PROBLEM DETAILS: Go through the data below. Pull out every line that has the word "fazla".

RECORD EXCERPTS:
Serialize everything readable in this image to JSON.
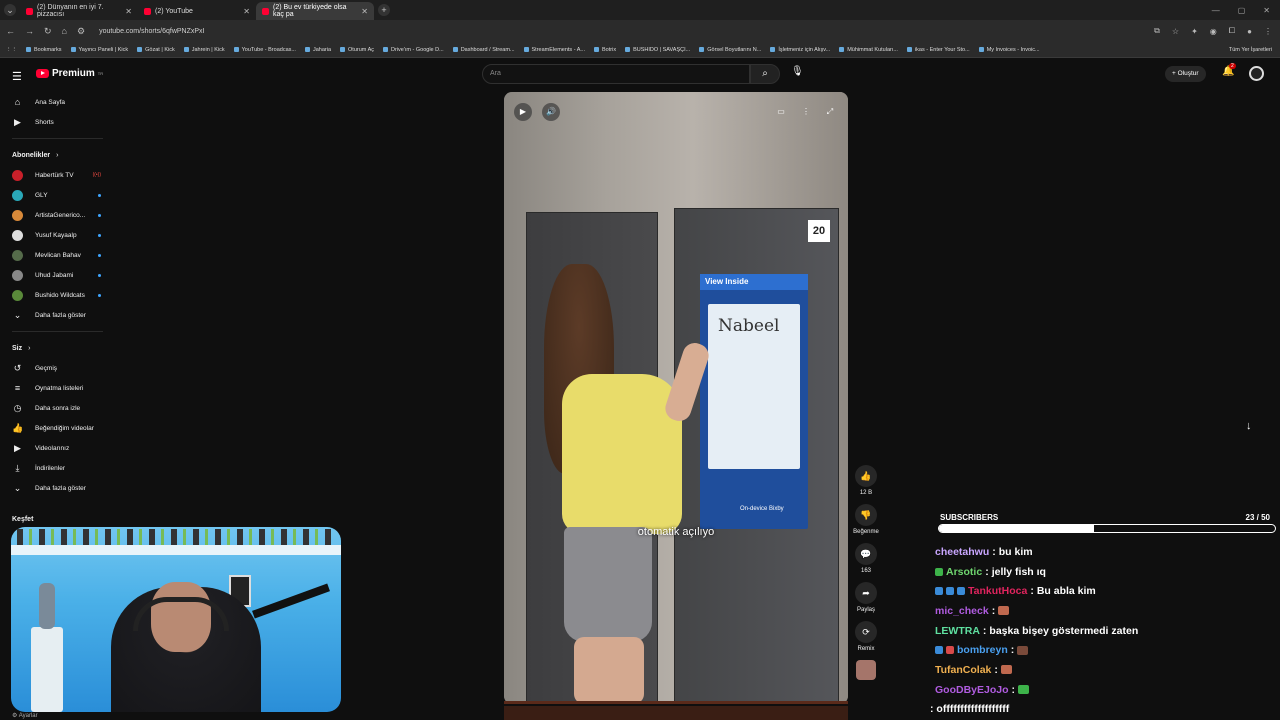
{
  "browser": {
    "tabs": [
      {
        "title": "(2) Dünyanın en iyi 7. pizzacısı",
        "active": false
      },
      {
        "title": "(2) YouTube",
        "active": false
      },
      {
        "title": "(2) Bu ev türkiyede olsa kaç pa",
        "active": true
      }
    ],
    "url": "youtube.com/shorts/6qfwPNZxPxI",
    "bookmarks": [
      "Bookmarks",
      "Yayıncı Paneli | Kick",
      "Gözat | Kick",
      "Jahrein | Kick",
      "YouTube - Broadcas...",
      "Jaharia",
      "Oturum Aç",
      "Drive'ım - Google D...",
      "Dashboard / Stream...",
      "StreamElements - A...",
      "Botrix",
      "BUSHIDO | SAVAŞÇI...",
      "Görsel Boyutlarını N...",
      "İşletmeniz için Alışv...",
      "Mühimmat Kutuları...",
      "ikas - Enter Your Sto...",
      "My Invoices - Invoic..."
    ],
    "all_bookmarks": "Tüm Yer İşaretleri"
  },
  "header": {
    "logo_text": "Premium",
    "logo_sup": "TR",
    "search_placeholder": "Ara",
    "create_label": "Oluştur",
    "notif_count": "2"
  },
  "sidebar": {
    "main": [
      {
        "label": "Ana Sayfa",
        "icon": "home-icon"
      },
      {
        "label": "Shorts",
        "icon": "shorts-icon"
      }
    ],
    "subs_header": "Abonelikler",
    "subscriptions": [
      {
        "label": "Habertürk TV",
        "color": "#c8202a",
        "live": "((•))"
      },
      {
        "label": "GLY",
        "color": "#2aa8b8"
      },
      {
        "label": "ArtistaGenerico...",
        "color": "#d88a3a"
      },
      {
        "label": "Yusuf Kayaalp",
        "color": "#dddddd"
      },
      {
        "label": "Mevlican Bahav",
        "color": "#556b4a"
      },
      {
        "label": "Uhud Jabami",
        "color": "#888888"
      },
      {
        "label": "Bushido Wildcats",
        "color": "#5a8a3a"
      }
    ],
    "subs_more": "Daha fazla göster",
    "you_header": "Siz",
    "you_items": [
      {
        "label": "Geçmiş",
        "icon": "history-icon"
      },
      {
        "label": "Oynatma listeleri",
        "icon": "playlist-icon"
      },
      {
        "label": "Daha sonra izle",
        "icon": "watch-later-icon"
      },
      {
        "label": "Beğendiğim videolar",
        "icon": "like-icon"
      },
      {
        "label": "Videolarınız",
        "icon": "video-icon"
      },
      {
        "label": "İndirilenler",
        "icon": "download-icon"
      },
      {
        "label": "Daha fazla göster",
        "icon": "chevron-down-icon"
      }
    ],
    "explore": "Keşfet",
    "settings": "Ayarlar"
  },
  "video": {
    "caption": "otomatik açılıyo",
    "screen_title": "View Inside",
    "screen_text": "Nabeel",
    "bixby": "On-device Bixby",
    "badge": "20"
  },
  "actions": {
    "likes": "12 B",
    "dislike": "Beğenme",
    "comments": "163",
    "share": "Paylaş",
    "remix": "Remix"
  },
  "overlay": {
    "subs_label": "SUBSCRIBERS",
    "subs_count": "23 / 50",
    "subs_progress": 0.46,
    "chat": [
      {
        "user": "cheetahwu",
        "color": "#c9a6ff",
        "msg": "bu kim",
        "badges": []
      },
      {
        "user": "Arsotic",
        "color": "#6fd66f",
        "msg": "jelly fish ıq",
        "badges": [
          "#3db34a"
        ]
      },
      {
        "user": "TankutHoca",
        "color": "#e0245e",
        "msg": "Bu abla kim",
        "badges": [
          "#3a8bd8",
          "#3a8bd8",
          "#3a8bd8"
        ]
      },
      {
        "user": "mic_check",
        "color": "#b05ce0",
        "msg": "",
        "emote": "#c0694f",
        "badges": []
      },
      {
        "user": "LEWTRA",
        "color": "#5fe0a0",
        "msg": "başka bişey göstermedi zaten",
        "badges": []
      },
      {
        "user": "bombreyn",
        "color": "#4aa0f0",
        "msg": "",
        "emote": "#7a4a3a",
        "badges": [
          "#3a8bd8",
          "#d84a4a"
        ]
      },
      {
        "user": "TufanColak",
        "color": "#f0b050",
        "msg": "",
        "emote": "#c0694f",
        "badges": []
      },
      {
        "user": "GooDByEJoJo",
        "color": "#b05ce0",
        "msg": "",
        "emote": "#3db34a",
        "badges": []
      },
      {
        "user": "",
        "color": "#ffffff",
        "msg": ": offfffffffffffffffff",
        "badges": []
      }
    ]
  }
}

--

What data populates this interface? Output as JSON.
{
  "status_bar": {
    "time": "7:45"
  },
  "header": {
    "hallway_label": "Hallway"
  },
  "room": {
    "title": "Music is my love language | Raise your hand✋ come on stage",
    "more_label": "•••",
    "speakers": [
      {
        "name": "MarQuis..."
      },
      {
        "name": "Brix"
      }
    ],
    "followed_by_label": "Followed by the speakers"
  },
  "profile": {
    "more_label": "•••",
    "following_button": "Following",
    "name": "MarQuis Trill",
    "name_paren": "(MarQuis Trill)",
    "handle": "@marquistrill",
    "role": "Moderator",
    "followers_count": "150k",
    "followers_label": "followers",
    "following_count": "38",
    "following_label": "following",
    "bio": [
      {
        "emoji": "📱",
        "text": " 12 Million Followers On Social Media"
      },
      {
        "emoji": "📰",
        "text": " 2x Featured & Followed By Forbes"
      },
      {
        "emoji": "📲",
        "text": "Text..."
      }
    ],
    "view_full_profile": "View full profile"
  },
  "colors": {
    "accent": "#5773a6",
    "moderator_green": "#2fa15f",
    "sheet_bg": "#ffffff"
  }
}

---

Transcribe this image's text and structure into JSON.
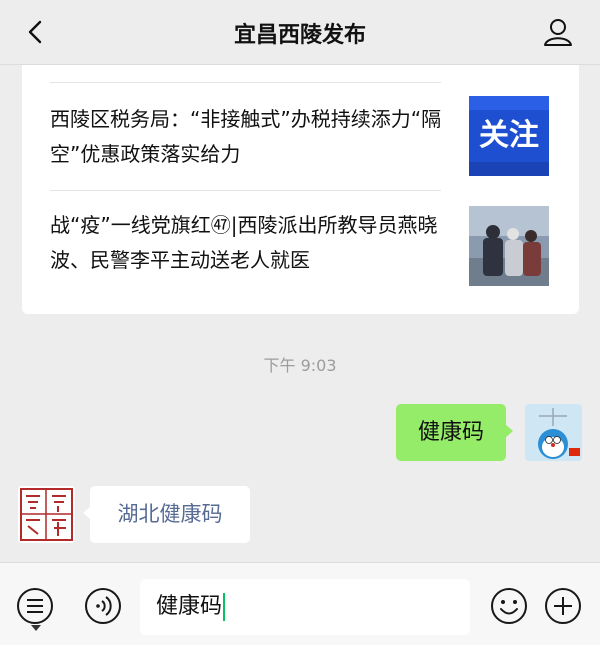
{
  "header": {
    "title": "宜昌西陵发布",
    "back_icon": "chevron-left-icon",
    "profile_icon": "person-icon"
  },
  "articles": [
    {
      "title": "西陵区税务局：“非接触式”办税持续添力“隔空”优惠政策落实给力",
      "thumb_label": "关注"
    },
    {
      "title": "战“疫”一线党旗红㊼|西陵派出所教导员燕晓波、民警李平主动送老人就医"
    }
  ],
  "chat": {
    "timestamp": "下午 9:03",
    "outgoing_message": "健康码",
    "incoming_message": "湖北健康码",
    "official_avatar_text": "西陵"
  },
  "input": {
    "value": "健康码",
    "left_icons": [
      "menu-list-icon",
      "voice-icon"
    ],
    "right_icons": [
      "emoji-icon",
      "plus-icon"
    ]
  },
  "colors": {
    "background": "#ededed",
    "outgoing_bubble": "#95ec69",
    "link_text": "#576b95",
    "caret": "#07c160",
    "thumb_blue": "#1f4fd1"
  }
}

EXERCISE ANSWER:
    "subs_more": "Daha fazla göster",
        "label": "Daha fazla göster",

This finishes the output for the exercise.